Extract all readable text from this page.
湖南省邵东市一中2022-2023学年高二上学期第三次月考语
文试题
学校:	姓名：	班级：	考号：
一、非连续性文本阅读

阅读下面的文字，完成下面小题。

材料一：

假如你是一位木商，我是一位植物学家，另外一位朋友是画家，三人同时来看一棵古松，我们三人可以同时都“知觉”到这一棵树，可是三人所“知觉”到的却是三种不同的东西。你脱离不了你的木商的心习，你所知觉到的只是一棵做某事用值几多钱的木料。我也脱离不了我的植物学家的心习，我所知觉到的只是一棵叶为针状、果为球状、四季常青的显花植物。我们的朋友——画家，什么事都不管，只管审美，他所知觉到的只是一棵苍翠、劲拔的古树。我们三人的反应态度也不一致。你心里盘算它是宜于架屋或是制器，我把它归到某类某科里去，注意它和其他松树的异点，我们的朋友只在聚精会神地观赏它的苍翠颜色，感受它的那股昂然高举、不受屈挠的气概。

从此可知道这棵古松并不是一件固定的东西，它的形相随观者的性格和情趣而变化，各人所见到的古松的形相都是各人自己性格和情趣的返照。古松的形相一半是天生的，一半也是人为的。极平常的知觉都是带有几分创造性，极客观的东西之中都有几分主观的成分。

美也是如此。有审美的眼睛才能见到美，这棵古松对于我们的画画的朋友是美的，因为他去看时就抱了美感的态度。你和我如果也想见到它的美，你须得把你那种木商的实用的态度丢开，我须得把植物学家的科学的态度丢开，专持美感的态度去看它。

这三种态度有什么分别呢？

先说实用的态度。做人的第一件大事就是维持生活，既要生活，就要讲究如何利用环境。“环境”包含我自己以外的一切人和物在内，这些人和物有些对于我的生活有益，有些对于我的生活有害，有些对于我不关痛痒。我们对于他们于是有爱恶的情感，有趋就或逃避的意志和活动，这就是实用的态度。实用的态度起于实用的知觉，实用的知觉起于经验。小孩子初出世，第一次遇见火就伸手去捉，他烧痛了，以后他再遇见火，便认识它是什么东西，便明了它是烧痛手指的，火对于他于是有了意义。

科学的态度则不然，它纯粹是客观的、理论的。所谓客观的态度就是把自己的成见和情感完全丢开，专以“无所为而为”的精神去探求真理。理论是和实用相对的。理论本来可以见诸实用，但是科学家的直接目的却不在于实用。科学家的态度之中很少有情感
------------------------------
SET TASK -> From the preceding material, extract every line exactly.

ANSWER TO THE EXERCISE ->
Extract all readable text from this page.
湖南省邵东市一中2022-2023学年高二上学期第三次月考语
文试题
学校:	姓名：	班级：	考号：
一、非连续性文本阅读

阅读下面的文字，完成下面小题。

材料一：

假如你是一位木商，我是一位植物学家，另外一位朋友是画家，三人同时来看一棵古松，我们三人可以同时都“知觉”到这一棵树，可是三人所“知觉”到的却是三种不同的东西。你脱离不了你的木商的心习，你所知觉到的只是一棵做某事用值几多钱的木料。我也脱离不了我的植物学家的心习，我所知觉到的只是一棵叶为针状、果为球状、四季常青的显花植物。我们的朋友——画家，什么事都不管，只管审美，他所知觉到的只是一棵苍翠、劲拔的古树。我们三人的反应态度也不一致。你心里盘算它是宜于架屋或是制器，我把它归到某类某科里去，注意它和其他松树的异点，我们的朋友只在聚精会神地观赏它的苍翠颜色，感受它的那股昂然高举、不受屈挠的气概。

从此可知道这棵古松并不是一件固定的东西，它的形相随观者的性格和情趣而变化，各人所见到的古松的形相都是各人自己性格和情趣的返照。古松的形相一半是天生的，一半也是人为的。极平常的知觉都是带有几分创造性，极客观的东西之中都有几分主观的成分。

美也是如此。有审美的眼睛才能见到美，这棵古松对于我们的画画的朋友是美的，因为他去看时就抱了美感的态度。你和我如果也想见到它的美，你须得把你那种木商的实用的态度丢开，我须得把植物学家的科学的态度丢开，专持美感的态度去看它。

这三种态度有什么分别呢？

先说实用的态度。做人的第一件大事就是维持生活，既要生活，就要讲究如何利用环境。“环境”包含我自己以外的一切人和物在内，这些人和物有些对于我的生活有益，有些对于我的生活有害，有些对于我不关痛痒。我们对于他们于是有爱恶的情感，有趋就或逃避的意志和活动，这就是实用的态度。实用的态度起于实用的知觉，实用的知觉起于经验。小孩子初出世，第一次遇见火就伸手去捉，他烧痛了，以后他再遇见火，便认识它是什么东西，便明了它是烧痛手指的，火对于他于是有了意义。

科学的态度则不然，它纯粹是客观的、理论的。所谓客观的态度就是把自己的成见和情感完全丢开，专以“无所为而为”的精神去探求真理。理论是和实用相对的。理论本来可以见诸实用，但是科学家的直接目的却不在于实用。科学家的态度之中很少有情感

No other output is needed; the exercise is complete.